Every line below that holds the string "industry" should be copied out.
--- BEGIN ---
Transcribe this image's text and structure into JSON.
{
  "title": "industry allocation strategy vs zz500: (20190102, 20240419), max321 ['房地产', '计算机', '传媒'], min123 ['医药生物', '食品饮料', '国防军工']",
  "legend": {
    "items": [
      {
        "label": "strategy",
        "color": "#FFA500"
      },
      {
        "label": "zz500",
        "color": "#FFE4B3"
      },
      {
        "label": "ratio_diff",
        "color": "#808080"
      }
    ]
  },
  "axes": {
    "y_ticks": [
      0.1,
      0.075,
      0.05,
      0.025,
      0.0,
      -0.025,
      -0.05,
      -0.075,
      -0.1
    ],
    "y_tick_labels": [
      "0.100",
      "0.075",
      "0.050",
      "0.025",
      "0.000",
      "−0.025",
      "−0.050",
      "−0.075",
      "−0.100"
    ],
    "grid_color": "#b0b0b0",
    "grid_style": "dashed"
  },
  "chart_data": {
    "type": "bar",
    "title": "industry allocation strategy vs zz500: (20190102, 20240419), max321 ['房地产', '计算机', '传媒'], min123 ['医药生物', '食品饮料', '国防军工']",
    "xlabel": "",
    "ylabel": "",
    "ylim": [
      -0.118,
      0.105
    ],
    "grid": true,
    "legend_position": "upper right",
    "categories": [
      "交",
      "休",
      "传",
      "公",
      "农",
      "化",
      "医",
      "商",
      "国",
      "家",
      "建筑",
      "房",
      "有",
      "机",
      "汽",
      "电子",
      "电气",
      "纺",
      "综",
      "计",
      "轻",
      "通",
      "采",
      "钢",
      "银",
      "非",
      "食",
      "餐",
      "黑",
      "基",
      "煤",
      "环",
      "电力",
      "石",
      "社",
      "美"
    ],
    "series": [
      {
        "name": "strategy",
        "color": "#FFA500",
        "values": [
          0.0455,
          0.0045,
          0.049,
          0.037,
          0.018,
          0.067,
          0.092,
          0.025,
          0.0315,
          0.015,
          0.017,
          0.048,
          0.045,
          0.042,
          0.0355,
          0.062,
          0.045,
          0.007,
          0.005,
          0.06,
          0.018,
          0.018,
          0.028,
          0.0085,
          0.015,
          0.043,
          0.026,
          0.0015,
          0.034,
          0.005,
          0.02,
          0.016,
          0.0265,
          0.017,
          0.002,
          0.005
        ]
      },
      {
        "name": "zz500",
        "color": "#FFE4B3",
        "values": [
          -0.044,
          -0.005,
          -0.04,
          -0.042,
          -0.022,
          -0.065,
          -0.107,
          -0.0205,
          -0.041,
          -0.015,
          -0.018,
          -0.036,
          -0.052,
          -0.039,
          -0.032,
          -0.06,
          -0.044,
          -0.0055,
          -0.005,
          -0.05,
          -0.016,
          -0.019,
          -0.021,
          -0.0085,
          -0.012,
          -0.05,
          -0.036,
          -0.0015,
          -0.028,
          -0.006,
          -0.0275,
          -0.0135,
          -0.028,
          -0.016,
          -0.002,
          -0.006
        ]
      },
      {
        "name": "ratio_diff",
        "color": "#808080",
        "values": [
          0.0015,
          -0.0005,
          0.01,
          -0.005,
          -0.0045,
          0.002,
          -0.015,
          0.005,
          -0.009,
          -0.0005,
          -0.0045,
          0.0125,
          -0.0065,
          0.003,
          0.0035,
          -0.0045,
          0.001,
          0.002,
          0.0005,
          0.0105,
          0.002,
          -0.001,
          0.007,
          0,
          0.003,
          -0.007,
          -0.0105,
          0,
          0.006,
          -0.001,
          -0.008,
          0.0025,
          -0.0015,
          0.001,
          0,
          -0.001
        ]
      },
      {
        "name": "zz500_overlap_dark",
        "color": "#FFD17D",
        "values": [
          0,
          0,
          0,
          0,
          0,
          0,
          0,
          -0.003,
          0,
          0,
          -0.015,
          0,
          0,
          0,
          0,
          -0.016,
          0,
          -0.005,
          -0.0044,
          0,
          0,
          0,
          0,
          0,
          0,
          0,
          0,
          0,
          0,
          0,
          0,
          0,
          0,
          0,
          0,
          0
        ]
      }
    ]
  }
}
--- END ---
→ SOLUTION TO THE EXERCISE:
  "title": "industry allocation strategy vs zz500: (20190102, 20240419), max321 ['房地产', '计算机', '传媒'], min123 ['医药生物', '食品饮料', '国防军工']",
    "title": "industry allocation strategy vs zz500: (20190102, 20240419), max321 ['房地产', '计算机', '传媒'], min123 ['医药生物', '食品饮料', '国防军工']",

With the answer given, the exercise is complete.